# TASK:
Print, please, the line that contains "Enumerate this screenshot's" and each line after it to the end of the entries, unchanged and with nothing else.

# INPUT RECORDS:
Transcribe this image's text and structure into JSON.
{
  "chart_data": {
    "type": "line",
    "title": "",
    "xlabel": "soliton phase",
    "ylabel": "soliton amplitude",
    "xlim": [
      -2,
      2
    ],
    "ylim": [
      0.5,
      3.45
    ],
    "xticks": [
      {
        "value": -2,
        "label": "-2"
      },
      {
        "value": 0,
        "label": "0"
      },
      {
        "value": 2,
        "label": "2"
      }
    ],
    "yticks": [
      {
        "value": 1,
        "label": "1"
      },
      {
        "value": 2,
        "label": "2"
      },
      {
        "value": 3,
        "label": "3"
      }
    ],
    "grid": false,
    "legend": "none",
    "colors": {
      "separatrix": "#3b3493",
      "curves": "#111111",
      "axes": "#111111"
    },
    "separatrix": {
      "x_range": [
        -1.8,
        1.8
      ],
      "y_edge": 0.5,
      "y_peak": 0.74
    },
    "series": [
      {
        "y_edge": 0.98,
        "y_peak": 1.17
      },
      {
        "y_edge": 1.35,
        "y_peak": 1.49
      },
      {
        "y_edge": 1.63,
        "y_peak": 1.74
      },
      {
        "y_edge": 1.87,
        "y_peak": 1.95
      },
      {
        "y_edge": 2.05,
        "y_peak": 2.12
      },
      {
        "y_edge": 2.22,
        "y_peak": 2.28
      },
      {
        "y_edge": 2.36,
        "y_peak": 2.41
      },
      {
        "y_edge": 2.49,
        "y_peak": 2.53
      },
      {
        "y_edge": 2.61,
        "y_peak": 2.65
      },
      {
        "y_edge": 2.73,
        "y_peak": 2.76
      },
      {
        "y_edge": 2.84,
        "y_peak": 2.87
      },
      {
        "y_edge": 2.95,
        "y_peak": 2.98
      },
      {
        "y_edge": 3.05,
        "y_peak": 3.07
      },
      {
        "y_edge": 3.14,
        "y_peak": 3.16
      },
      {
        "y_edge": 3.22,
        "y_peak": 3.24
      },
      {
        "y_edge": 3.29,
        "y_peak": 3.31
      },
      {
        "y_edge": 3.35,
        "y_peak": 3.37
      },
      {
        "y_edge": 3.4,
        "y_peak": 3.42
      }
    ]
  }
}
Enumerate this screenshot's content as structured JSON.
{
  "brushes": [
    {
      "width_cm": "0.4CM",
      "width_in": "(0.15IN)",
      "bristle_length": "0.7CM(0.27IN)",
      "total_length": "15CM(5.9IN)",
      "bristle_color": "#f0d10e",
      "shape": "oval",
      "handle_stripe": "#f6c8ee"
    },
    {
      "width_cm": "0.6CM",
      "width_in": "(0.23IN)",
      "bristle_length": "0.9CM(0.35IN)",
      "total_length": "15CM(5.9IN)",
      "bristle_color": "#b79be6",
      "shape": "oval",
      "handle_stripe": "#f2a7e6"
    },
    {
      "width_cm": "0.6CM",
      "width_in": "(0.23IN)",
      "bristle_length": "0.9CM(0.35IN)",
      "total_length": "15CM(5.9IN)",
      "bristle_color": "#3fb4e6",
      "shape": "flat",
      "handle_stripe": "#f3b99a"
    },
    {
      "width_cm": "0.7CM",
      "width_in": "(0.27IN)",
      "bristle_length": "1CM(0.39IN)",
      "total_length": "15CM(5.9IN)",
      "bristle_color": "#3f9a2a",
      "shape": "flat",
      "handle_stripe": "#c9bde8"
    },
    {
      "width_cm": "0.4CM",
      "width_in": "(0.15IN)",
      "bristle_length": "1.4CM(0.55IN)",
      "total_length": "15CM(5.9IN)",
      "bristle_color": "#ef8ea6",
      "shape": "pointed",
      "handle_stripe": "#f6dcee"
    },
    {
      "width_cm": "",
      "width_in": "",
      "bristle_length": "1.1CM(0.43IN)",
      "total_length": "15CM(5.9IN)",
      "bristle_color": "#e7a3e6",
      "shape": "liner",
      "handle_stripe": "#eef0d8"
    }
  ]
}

# COMPLETE ANSWER:
Enumerate this screenshot's content as structured JSON.
{
  "brushes": [
    {
      "width_cm": "0.4CM",
      "width_in": "(0.15IN)",
      "bristle_length": "0.7CM(0.27IN)",
      "total_length": "15CM(5.9IN)",
      "bristle_color": "#f0d10e",
      "shape": "oval",
      "handle_stripe": "#f6c8ee"
    },
    {
      "width_cm": "0.6CM",
      "width_in": "(0.23IN)",
      "bristle_length": "0.9CM(0.35IN)",
      "total_length": "15CM(5.9IN)",
      "bristle_color": "#b79be6",
      "shape": "oval",
      "handle_stripe": "#f2a7e6"
    },
    {
      "width_cm": "0.6CM",
      "width_in": "(0.23IN)",
      "bristle_length": "0.9CM(0.35IN)",
      "total_length": "15CM(5.9IN)",
      "bristle_color": "#3fb4e6",
      "shape": "flat",
      "handle_stripe": "#f3b99a"
    },
    {
      "width_cm": "0.7CM",
      "width_in": "(0.27IN)",
      "bristle_length": "1CM(0.39IN)",
      "total_length": "15CM(5.9IN)",
      "bristle_color": "#3f9a2a",
      "shape": "flat",
      "handle_stripe": "#c9bde8"
    },
    {
      "width_cm": "0.4CM",
      "width_in": "(0.15IN)",
      "bristle_length": "1.4CM(0.55IN)",
      "total_length": "15CM(5.9IN)",
      "bristle_color": "#ef8ea6",
      "shape": "pointed",
      "handle_stripe": "#f6dcee"
    },
    {
      "width_cm": "",
      "width_in": "",
      "bristle_length": "1.1CM(0.43IN)",
      "total_length": "15CM(5.9IN)",
      "bristle_color": "#e7a3e6",
      "shape": "liner",
      "handle_stripe": "#eef0d8"
    }
  ]
}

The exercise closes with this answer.